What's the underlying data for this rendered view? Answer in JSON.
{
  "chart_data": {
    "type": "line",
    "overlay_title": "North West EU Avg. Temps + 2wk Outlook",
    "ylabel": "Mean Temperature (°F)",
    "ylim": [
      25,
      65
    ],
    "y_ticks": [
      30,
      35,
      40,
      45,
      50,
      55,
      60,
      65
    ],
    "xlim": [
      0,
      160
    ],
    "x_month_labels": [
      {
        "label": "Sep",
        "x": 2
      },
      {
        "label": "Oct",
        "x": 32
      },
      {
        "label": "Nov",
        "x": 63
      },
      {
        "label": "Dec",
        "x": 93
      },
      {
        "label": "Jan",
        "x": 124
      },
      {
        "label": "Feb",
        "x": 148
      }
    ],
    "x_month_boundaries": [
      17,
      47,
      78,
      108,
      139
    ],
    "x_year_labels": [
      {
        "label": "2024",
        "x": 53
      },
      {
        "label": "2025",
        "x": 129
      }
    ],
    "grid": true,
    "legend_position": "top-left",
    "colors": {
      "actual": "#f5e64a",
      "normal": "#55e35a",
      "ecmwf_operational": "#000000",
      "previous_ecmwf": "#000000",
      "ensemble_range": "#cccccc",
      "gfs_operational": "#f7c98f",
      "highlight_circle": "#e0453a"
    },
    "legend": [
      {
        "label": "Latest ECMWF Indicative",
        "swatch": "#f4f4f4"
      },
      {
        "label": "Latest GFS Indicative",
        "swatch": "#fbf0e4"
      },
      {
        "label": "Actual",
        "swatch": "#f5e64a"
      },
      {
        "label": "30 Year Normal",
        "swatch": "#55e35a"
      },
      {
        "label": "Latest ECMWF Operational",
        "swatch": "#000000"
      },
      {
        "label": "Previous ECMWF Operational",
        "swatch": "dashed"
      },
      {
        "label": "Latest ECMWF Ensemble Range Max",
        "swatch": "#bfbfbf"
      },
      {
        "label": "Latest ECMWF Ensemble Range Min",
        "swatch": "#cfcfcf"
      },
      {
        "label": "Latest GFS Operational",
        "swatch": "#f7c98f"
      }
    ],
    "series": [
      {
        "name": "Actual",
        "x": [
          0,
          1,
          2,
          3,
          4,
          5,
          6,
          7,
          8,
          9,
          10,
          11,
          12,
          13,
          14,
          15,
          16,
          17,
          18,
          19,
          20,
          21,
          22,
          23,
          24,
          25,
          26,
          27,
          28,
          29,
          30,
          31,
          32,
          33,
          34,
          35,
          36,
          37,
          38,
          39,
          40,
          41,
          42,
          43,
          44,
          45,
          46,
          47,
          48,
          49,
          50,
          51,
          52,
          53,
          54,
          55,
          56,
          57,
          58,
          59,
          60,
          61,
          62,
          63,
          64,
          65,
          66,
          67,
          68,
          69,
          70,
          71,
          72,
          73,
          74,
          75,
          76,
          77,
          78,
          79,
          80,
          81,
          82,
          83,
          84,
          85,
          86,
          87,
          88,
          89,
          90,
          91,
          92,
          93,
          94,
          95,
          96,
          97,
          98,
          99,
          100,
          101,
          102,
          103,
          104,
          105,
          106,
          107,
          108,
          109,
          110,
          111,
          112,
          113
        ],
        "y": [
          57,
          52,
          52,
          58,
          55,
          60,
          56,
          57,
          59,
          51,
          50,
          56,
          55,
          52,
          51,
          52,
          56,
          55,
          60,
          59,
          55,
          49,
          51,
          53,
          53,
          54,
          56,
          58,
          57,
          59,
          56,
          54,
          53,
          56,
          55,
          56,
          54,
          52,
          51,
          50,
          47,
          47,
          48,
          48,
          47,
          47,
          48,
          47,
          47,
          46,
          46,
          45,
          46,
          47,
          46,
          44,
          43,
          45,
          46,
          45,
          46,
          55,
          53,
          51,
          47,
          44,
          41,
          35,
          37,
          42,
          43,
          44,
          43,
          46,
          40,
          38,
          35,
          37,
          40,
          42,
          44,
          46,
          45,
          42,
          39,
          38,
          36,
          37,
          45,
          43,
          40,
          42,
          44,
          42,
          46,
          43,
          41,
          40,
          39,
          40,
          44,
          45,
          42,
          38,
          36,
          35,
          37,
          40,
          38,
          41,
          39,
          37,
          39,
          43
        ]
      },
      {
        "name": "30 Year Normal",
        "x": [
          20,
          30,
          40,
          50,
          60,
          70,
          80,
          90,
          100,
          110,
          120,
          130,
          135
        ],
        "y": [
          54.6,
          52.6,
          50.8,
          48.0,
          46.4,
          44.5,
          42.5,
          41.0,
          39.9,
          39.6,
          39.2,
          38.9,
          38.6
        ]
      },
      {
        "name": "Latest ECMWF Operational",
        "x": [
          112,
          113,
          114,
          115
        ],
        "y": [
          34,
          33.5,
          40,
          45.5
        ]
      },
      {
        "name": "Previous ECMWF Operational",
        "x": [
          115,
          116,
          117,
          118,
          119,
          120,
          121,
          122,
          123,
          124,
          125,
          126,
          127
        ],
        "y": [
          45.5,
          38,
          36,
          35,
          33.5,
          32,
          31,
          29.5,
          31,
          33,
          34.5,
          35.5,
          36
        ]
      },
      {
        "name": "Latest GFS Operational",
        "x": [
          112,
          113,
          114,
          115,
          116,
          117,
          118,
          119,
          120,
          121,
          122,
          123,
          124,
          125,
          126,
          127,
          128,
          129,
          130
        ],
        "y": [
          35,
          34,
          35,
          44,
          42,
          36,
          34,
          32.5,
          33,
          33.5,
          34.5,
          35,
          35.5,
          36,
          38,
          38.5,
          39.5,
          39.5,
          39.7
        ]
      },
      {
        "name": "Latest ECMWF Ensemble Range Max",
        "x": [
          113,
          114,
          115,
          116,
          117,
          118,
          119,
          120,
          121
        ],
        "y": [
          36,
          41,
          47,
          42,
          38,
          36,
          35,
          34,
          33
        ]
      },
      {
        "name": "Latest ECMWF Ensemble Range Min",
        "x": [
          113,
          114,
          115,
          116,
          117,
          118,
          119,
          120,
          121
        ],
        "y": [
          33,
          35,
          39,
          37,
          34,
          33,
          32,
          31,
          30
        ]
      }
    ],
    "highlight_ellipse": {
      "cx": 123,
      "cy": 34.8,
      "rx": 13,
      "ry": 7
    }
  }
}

□ □ □ □ □ □ □

- _Task directions_: Write out the data exactly as it stands.

- _Completed task_:
What's the underlying data for this rendered view? Answer in JSON.
{
  "chart_data": {
    "type": "line",
    "overlay_title": "North West EU Avg. Temps + 2wk Outlook",
    "ylabel": "Mean Temperature (°F)",
    "ylim": [
      25,
      65
    ],
    "y_ticks": [
      30,
      35,
      40,
      45,
      50,
      55,
      60,
      65
    ],
    "xlim": [
      0,
      160
    ],
    "x_month_labels": [
      {
        "label": "Sep",
        "x": 2
      },
      {
        "label": "Oct",
        "x": 32
      },
      {
        "label": "Nov",
        "x": 63
      },
      {
        "label": "Dec",
        "x": 93
      },
      {
        "label": "Jan",
        "x": 124
      },
      {
        "label": "Feb",
        "x": 148
      }
    ],
    "x_month_boundaries": [
      17,
      47,
      78,
      108,
      139
    ],
    "x_year_labels": [
      {
        "label": "2024",
        "x": 53
      },
      {
        "label": "2025",
        "x": 129
      }
    ],
    "grid": true,
    "legend_position": "top-left",
    "colors": {
      "actual": "#f5e64a",
      "normal": "#55e35a",
      "ecmwf_operational": "#000000",
      "previous_ecmwf": "#000000",
      "ensemble_range": "#cccccc",
      "gfs_operational": "#f7c98f",
      "highlight_circle": "#e0453a"
    },
    "legend": [
      {
        "label": "Latest ECMWF Indicative",
        "swatch": "#f4f4f4"
      },
      {
        "label": "Latest GFS Indicative",
        "swatch": "#fbf0e4"
      },
      {
        "label": "Actual",
        "swatch": "#f5e64a"
      },
      {
        "label": "30 Year Normal",
        "swatch": "#55e35a"
      },
      {
        "label": "Latest ECMWF Operational",
        "swatch": "#000000"
      },
      {
        "label": "Previous ECMWF Operational",
        "swatch": "dashed"
      },
      {
        "label": "Latest ECMWF Ensemble Range Max",
        "swatch": "#bfbfbf"
      },
      {
        "label": "Latest ECMWF Ensemble Range Min",
        "swatch": "#cfcfcf"
      },
      {
        "label": "Latest GFS Operational",
        "swatch": "#f7c98f"
      }
    ],
    "series": [
      {
        "name": "Actual",
        "x": [
          0,
          1,
          2,
          3,
          4,
          5,
          6,
          7,
          8,
          9,
          10,
          11,
          12,
          13,
          14,
          15,
          16,
          17,
          18,
          19,
          20,
          21,
          22,
          23,
          24,
          25,
          26,
          27,
          28,
          29,
          30,
          31,
          32,
          33,
          34,
          35,
          36,
          37,
          38,
          39,
          40,
          41,
          42,
          43,
          44,
          45,
          46,
          47,
          48,
          49,
          50,
          51,
          52,
          53,
          54,
          55,
          56,
          57,
          58,
          59,
          60,
          61,
          62,
          63,
          64,
          65,
          66,
          67,
          68,
          69,
          70,
          71,
          72,
          73,
          74,
          75,
          76,
          77,
          78,
          79,
          80,
          81,
          82,
          83,
          84,
          85,
          86,
          87,
          88,
          89,
          90,
          91,
          92,
          93,
          94,
          95,
          96,
          97,
          98,
          99,
          100,
          101,
          102,
          103,
          104,
          105,
          106,
          107,
          108,
          109,
          110,
          111,
          112,
          113
        ],
        "y": [
          57,
          52,
          52,
          58,
          55,
          60,
          56,
          57,
          59,
          51,
          50,
          56,
          55,
          52,
          51,
          52,
          56,
          55,
          60,
          59,
          55,
          49,
          51,
          53,
          53,
          54,
          56,
          58,
          57,
          59,
          56,
          54,
          53,
          56,
          55,
          56,
          54,
          52,
          51,
          50,
          47,
          47,
          48,
          48,
          47,
          47,
          48,
          47,
          47,
          46,
          46,
          45,
          46,
          47,
          46,
          44,
          43,
          45,
          46,
          45,
          46,
          55,
          53,
          51,
          47,
          44,
          41,
          35,
          37,
          42,
          43,
          44,
          43,
          46,
          40,
          38,
          35,
          37,
          40,
          42,
          44,
          46,
          45,
          42,
          39,
          38,
          36,
          37,
          45,
          43,
          40,
          42,
          44,
          42,
          46,
          43,
          41,
          40,
          39,
          40,
          44,
          45,
          42,
          38,
          36,
          35,
          37,
          40,
          38,
          41,
          39,
          37,
          39,
          43
        ]
      },
      {
        "name": "30 Year Normal",
        "x": [
          20,
          30,
          40,
          50,
          60,
          70,
          80,
          90,
          100,
          110,
          120,
          130,
          135
        ],
        "y": [
          54.6,
          52.6,
          50.8,
          48.0,
          46.4,
          44.5,
          42.5,
          41.0,
          39.9,
          39.6,
          39.2,
          38.9,
          38.6
        ]
      },
      {
        "name": "Latest ECMWF Operational",
        "x": [
          112,
          113,
          114,
          115
        ],
        "y": [
          34,
          33.5,
          40,
          45.5
        ]
      },
      {
        "name": "Previous ECMWF Operational",
        "x": [
          115,
          116,
          117,
          118,
          119,
          120,
          121,
          122,
          123,
          124,
          125,
          126,
          127
        ],
        "y": [
          45.5,
          38,
          36,
          35,
          33.5,
          32,
          31,
          29.5,
          31,
          33,
          34.5,
          35.5,
          36
        ]
      },
      {
        "name": "Latest GFS Operational",
        "x": [
          112,
          113,
          114,
          115,
          116,
          117,
          118,
          119,
          120,
          121,
          122,
          123,
          124,
          125,
          126,
          127,
          128,
          129,
          130
        ],
        "y": [
          35,
          34,
          35,
          44,
          42,
          36,
          34,
          32.5,
          33,
          33.5,
          34.5,
          35,
          35.5,
          36,
          38,
          38.5,
          39.5,
          39.5,
          39.7
        ]
      },
      {
        "name": "Latest ECMWF Ensemble Range Max",
        "x": [
          113,
          114,
          115,
          116,
          117,
          118,
          119,
          120,
          121
        ],
        "y": [
          36,
          41,
          47,
          42,
          38,
          36,
          35,
          34,
          33
        ]
      },
      {
        "name": "Latest ECMWF Ensemble Range Min",
        "x": [
          113,
          114,
          115,
          116,
          117,
          118,
          119,
          120,
          121
        ],
        "y": [
          33,
          35,
          39,
          37,
          34,
          33,
          32,
          31,
          30
        ]
      }
    ],
    "highlight_ellipse": {
      "cx": 123,
      "cy": 34.8,
      "rx": 13,
      "ry": 7
    }
  }
}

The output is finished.